======== Source material
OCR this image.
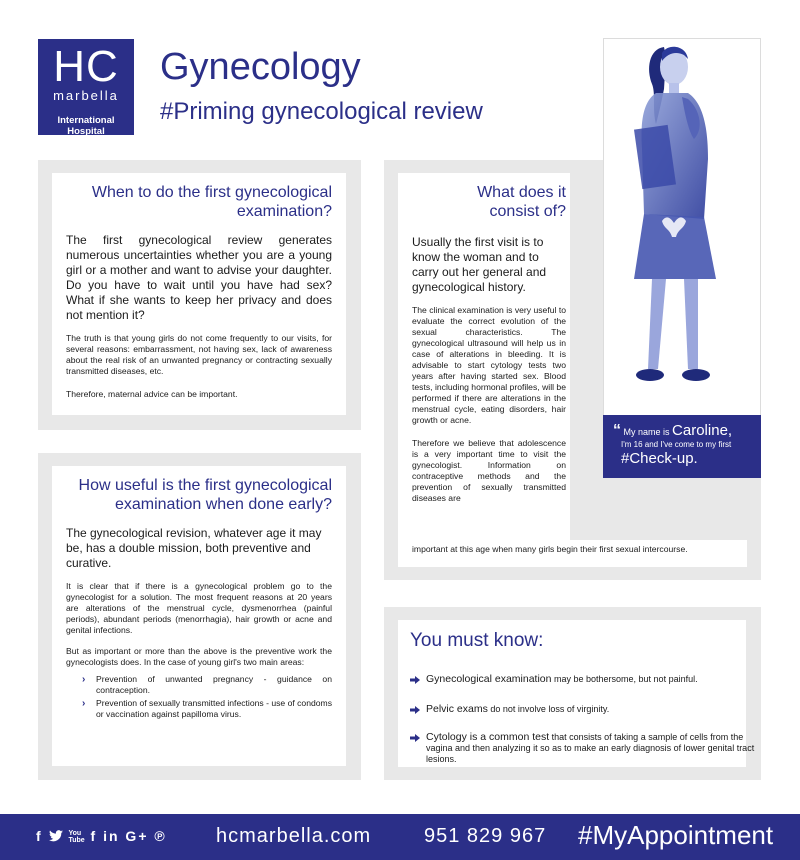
HC
marbella
International Hospital
Gynecology
#Priming gynecological review
When to do the first gynecological
examination?
The first gynecological review generates numerous uncertainties whether you are a young girl or a mother and want to advise your daughter. Do you have to wait until you have had sex? What if she wants to keep her privacy and does not mention it?
The truth is that young girls do not come frequently to our visits, for several reasons: embarrassment, not having sex, lack of awareness about the real risk of an unwanted pregnancy or contracting sexually transmitted diseases, etc.
Therefore, maternal advice can be important.
What does it
consist of?
Usually the first visit is to know the woman and to carry out her general and gynecological history.
The clinical examination is very useful to evaluate the correct evolution of the sexual characteristics. The gynecological ultrasound will help us in case of alterations in bleeding. It is advisable to start cytology tests two years after having started sex. Blood tests, including hormonal profiles, will be performed if there are alterations in the menstrual cycle, eating disorders, hair growth or acne.
Therefore we believe that adolescence is a very important time to visit the gynecologist. Information on contraceptive methods and the prevention of sexually transmitted diseases are
important at this age when many girls begin their first sexual intercourse.
“ My name is Caroline,
I'm 16 and I've come to my first
#Check-up.
How useful is the first gynecological
examination when done early?
The gynecological revision, whatever age it may be, has a double mission, both preventive and curative.
It is clear that if there is a gynecological problem go to the gynecologist for a solution. The most frequent reasons at 20 years are alterations of the menstrual cycle, dysmenorrhea (painful periods), abundant periods (menorrhagia), hair growth or acne and genital infections.
But as important or more than the above is the preventive work the gynecologists does. In the case of young girl's two main areas:
› Prevention of unwanted pregnancy - guidance on contraception.
› Prevention of sexually transmitted infections - use of condoms or vaccination against papilloma virus.
You must know:
Gynecological examination may be bothersome, but not painful.
Pelvic exams do not involve loss of virginity.
Cytology is a common test that consists of taking a sample of cells from the vagina and then analyzing it so as to make an early diagnosis of lower genital tract lesions.
f	You
Tube f in G+ ℗ hcmarbella.com	951 829 967 #MyAppointment
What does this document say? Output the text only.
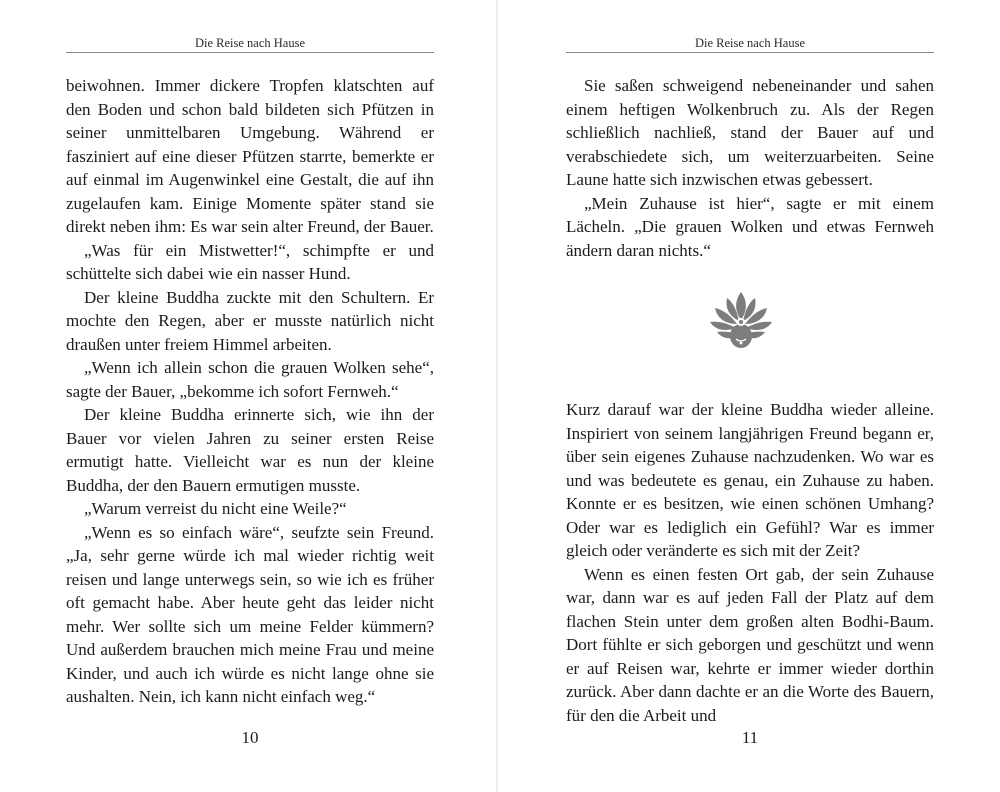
Die Reise nach Hause

beiwohnen. Immer dickere Tropfen klatschten auf den Boden und schon bald bildeten sich Pfützen in seiner unmittelbaren Umgebung. Während er fasziniert auf eine dieser Pfützen starrte, bemerkte er auf einmal im Augenwinkel eine Gestalt, die auf ihn zugelaufen kam. Einige Momente später stand sie direkt neben ihm: Es war sein alter Freund, der Bauer.

„Was für ein Mistwetter!“, schimpfte er und schüttelte sich dabei wie ein nasser Hund.

Der kleine Buddha zuckte mit den Schultern. Er mochte den Regen, aber er musste natürlich nicht draußen unter freiem Himmel arbeiten.

„Wenn ich allein schon die grauen Wolken sehe“, sagte der Bauer, „bekomme ich sofort Fernweh.“

Der kleine Buddha erinnerte sich, wie ihn der Bauer vor vielen Jahren zu seiner ersten Reise ermutigt hatte. Vielleicht war es nun der kleine Buddha, der den Bauern ermutigen musste.

„Warum verreist du nicht eine Weile?“

„Wenn es so einfach wäre“, seufzte sein Freund. „Ja, sehr gerne würde ich mal wieder richtig weit reisen und lange unterwegs sein, so wie ich es früher oft gemacht habe. Aber heute geht das leider nicht mehr. Wer sollte sich um meine Felder kümmern? Und außerdem brauchen mich meine Frau und meine Kinder, und auch ich würde es nicht lange ohne sie aushalten. Nein, ich kann nicht einfach weg.“

10
Die Reise nach Hause

Sie saßen schweigend nebeneinander und sahen einem heftigen Wolkenbruch zu. Als der Regen schließlich nachließ, stand der Bauer auf und verabschiedete sich, um weiterzuarbeiten. Seine Laune hatte sich inzwischen etwas gebessert.

„Mein Zuhause ist hier“, sagte er mit einem Lächeln. „Die grauen Wolken und etwas Fernweh ändern daran nichts.“

Kurz darauf war der kleine Buddha wieder alleine. Inspiriert von seinem langjährigen Freund begann er, über sein eigenes Zuhause nachzudenken. Wo war es und was bedeutete es genau, ein Zuhause zu haben. Konnte er es besitzen, wie einen schönen Umhang? Oder war es lediglich ein Gefühl? War es immer gleich oder veränderte es sich mit der Zeit?

Wenn es einen festen Ort gab, der sein Zuhause war, dann war es auf jeden Fall der Platz auf dem flachen Stein unter dem großen alten Bodhi-Baum. Dort fühlte er sich geborgen und geschützt und wenn er auf Reisen war, kehrte er immer wieder dorthin zurück. Aber dann dachte er an die Worte des Bauern, für den die Arbeit und

11
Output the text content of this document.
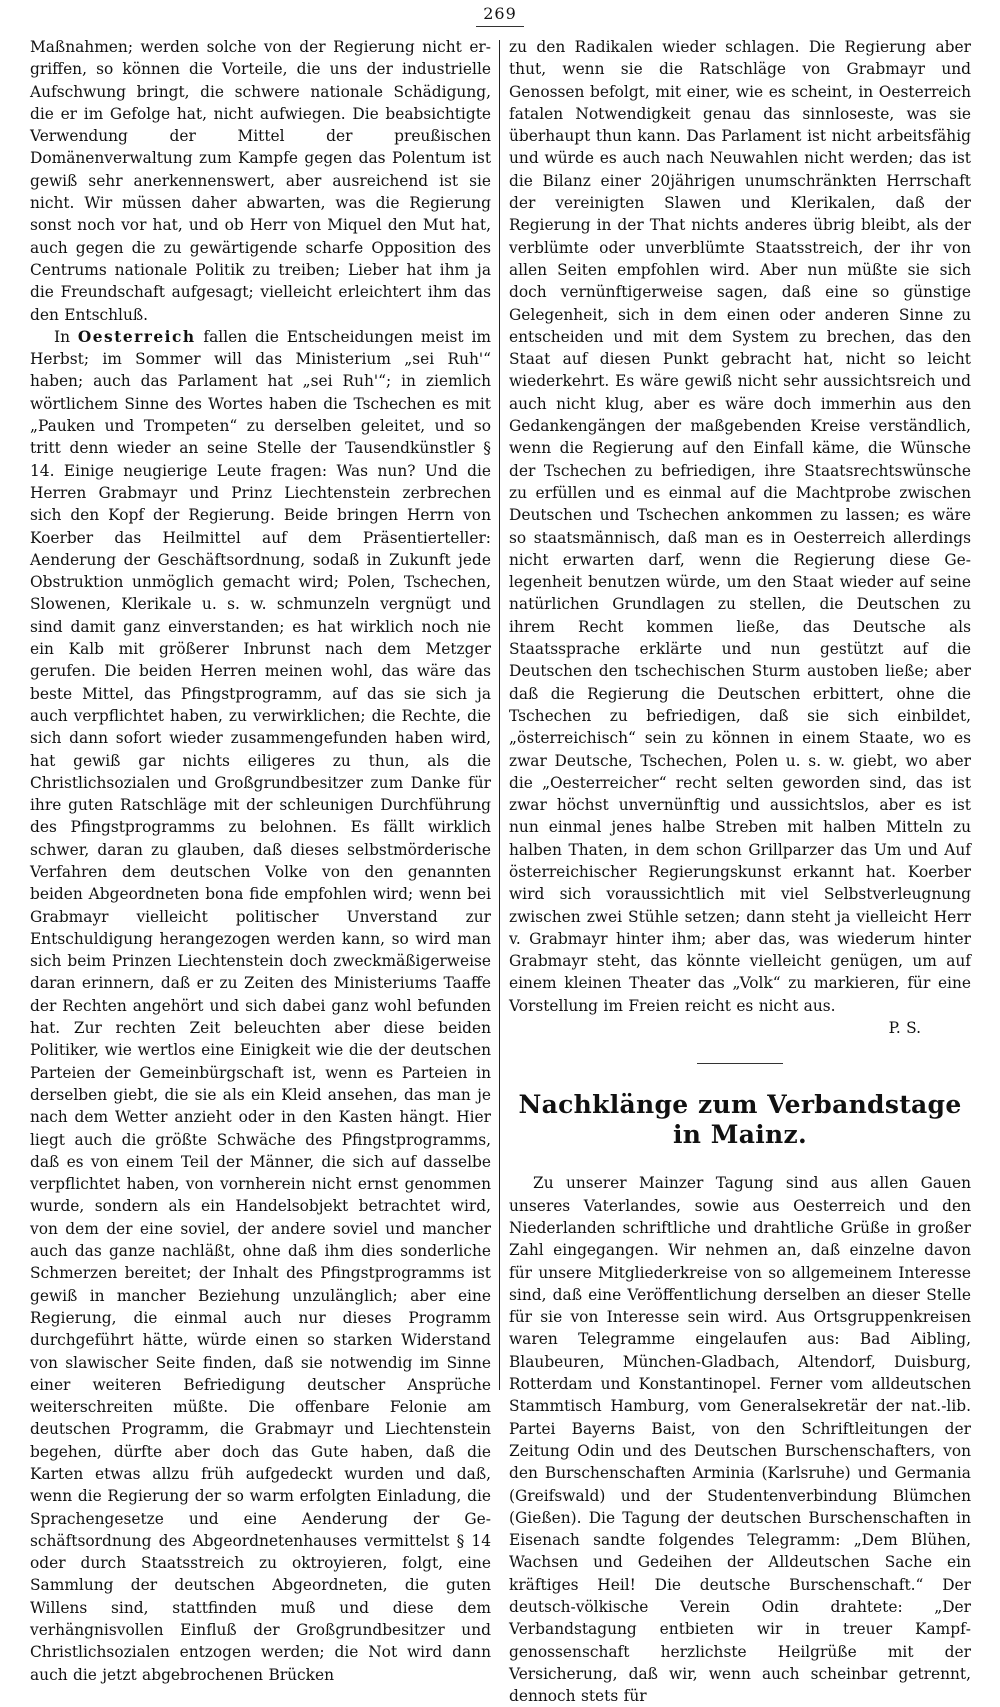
269

Maßnahmen; werden solche von der Regierung nicht ergriffen, so können die Vorteile, die uns der industrielle Aufschwung bringt, die schwere nationale Schädigung, die er im Gefolge hat, nicht aufwiegen. Die beabsichtigte Verwendung der Mittel der preußischen Domänenverwaltung zum Kampfe gegen das Polentum ist gewiß sehr anerkennenswert, aber ausreichend ist sie nicht. Wir müssen daher abwarten, was die Regierung sonst noch vor hat, und ob Herr von Miquel den Mut hat, auch gegen die zu gewärtigende scharfe Opposition des Centrums nationale Politik zu treiben; Lieber hat ihm ja die Freundschaft aufgesagt; vielleicht erleichtert ihm das den Entschluß.

In Oesterreich fallen die Entscheidungen meist im Herbst; im Sommer will das Ministerium „sei Ruh'“ haben; auch das Parlament hat „sei Ruh'“; in ziemlich wörtlichem Sinne des Wortes haben die Tschechen es mit „Pauken und Trompeten“ zu derselben geleitet, und so tritt denn wieder an seine Stelle der Tausendkünstler § 14. Einige neugierige Leute fragen: Was nun? Und die Herren Grabmayr und Prinz Liechtenstein zerbrechen sich den Kopf der Regierung. Beide bringen Herrn von Koerber das Heilmittel auf dem Präsentierteller: Aenderung der Geschäftsordnung, sodaß in Zukunft jede Obstruktion unmöglich gemacht wird; Polen, Tschechen, Slowenen, Klerikale u. s. w. schmunzeln vergnügt und sind damit ganz einverstanden; es hat wirklich noch nie ein Kalb mit größerer Inbrunst nach dem Metzger gerufen. Die beiden Herren meinen wohl, das wäre das beste Mittel, das Pfingstprogramm, auf das sie sich ja auch verpflichtet haben, zu verwirklichen; die Rechte, die sich dann sofort wieder zusammengefunden haben wird, hat gewiß gar nichts eiligeres zu thun, als die Christlichsozialen und Großgrundbesitzer zum Danke für ihre guten Ratschläge mit der schleunigen Durchführung des Pfingstprogramms zu belohnen. Es fällt wirklich schwer, daran zu glauben, daß dieses selbstmörderische Verfahren dem deutschen Volke von den genannten beiden Abgeordneten bona fide empfohlen wird; wenn bei Grabmayr vielleicht politischer Unverstand zur Entschuldigung herangezogen werden kann, so wird man sich beim Prinzen Liechtenstein doch zweckmäßigerweise daran erinnern, daß er zu Zeiten des Ministeriums Taaffe der Rechten angehört und sich dabei ganz wohl befunden hat. Zur rechten Zeit beleuchten aber diese beiden Politiker, wie wertlos eine Einigkeit wie die der deutschen Parteien der Gemeinbürgschaft ist, wenn es Parteien in derselben giebt, die sie als ein Kleid ansehen, das man je nach dem Wetter anzieht oder in den Kasten hängt. Hier liegt auch die größte Schwäche des Pfingstprogramms, daß es von einem Teil der Männer, die sich auf dasselbe verpflichtet haben, von vornherein nicht ernst genommen wurde, sondern als ein Handelsobjekt betrachtet wird, von dem der eine soviel, der andere soviel und mancher auch das ganze nachläßt, ohne daß ihm dies sonderliche Schmerzen bereitet; der Inhalt des Pfingstprogramms ist gewiß in mancher Beziehung unzulänglich; aber eine Regierung, die einmal auch nur dieses Programm durchgeführt hätte, würde einen so starken Widerstand von slawischer Seite finden, daß sie notwendig im Sinne einer weiteren Befriedigung deutscher Ansprüche weiterschreiten müßte. Die offenbare Felonie am deutschen Programm, die Grabmayr und Liechtenstein begehen, dürfte aber doch das Gute haben, daß die Karten etwas allzu früh aufgedeckt wurden und daß, wenn die Regierung der so warm erfolgten Einladung, die Sprachengesetze und eine Aenderung der Geschäftsordnung des Abgeordnetenhauses vermittelst § 14 oder durch Staatsstreich zu oktroyieren, folgt, eine Sammlung der deutschen Abgeordneten, die guten Willens sind, stattfinden muß und diese dem verhängnisvollen Einfluß der Großgrundbesitzer und Christlichsozialen entzogen werden; die Not wird dann auch die jetzt abgebrochenen Brücken

zu den Radikalen wieder schlagen. Die Regierung aber thut, wenn sie die Ratschläge von Grabmayr und Genossen befolgt, mit einer, wie es scheint, in Oesterreich fatalen Notwendigkeit genau das sinnloseste, was sie überhaupt thun kann. Das Parlament ist nicht arbeitsfähig und würde es auch nach Neuwahlen nicht werden; das ist die Bilanz einer 20jährigen unumschränkten Herrschaft der vereinigten Slawen und Klerikalen, daß der Regierung in der That nichts anderes übrig bleibt, als der verblümte oder unverblümte Staatsstreich, der ihr von allen Seiten empfohlen wird. Aber nun müßte sie sich doch vernünftigerweise sagen, daß eine so günstige Gelegenheit, sich in dem einen oder anderen Sinne zu entscheiden und mit dem System zu brechen, das den Staat auf diesen Punkt gebracht hat, nicht so leicht wiederkehrt. Es wäre gewiß nicht sehr aussichtsreich und auch nicht klug, aber es wäre doch immerhin aus den Gedankengängen der maßgebenden Kreise verständlich, wenn die Regierung auf den Einfall käme, die Wünsche der Tschechen zu befriedigen, ihre Staatsrechtswünsche zu erfüllen und es einmal auf die Machtprobe zwischen Deutschen und Tschechen ankommen zu lassen; es wäre so staatsmännisch, daß man es in Oesterreich allerdings nicht erwarten darf, wenn die Regierung diese Gelegenheit benutzen würde, um den Staat wieder auf seine natürlichen Grundlagen zu stellen, die Deutschen zu ihrem Recht kommen ließe, das Deutsche als Staatssprache erklärte und nun gestützt auf die Deutschen den tschechischen Sturm austoben ließe; aber daß die Regierung die Deutschen erbittert, ohne die Tschechen zu befriedigen, daß sie sich einbildet, „österreichisch“ sein zu können in einem Staate, wo es zwar Deutsche, Tschechen, Polen u. s. w. giebt, wo aber die „Oesterreicher“ recht selten geworden sind, das ist zwar höchst unvernünftig und aussichtslos, aber es ist nun einmal jenes halbe Streben mit halben Mitteln zu halben Thaten, in dem schon Grillparzer das Um und Auf österreichischer Regierungskunst erkannt hat. Koerber wird sich voraussichtlich mit viel Selbstverleugnung zwischen zwei Stühle setzen; dann steht ja vielleicht Herr v. Grabmayr hinter ihm; aber das, was wiederum hinter Grabmayr steht, das könnte vielleicht genügen, um auf einem kleinen Theater das „Volk“ zu markieren, für eine Vorstellung im Freien reicht es nicht aus.

P. S.

Nachklänge zum Verbandstage in Mainz.

Zu unserer Mainzer Tagung sind aus allen Gauen unseres Vaterlandes, sowie aus Oesterreich und den Niederlanden schriftliche und drahtliche Grüße in großer Zahl eingegangen. Wir nehmen an, daß einzelne davon für unsere Mitgliederkreise von so allgemeinem Interesse sind, daß eine Veröffentlichung derselben an dieser Stelle für sie von Interesse sein wird. Aus Ortsgruppenkreisen waren Telegramme eingelaufen aus: Bad Aibling, Blaubeuren, München-Gladbach, Altendorf, Duisburg, Rotterdam und Konstantinopel. Ferner vom alldeutschen Stammtisch Hamburg, vom Generalsekretär der nat.-lib. Partei Bayerns Baist, von den Schriftleitungen der Zeitung Odin und des Deutschen Burschenschafters, von den Burschenschaften Arminia (Karlsruhe) und Germania (Greifswald) und der Studentenverbindung Blümchen (Gießen). Die Tagung der deutschen Burschenschaften in Eisenach sandte folgendes Telegramm: „Dem Blühen, Wachsen und Gedeihen der Alldeutschen Sache ein kräftiges Heil! Die deutsche Burschenschaft.“ Der deutsch-völkische Verein Odin drahtete: „Der Verbandstagung entbieten wir in treuer Kampfgenossenschaft herzlichste Heilgrüße mit der Versicherung, daß wir, wenn auch scheinbar getrennt, dennoch stets für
================
● Exercise brief
Report how many lines in the listing above include the word "menstrual". Give nothing but the number.

● Response box
2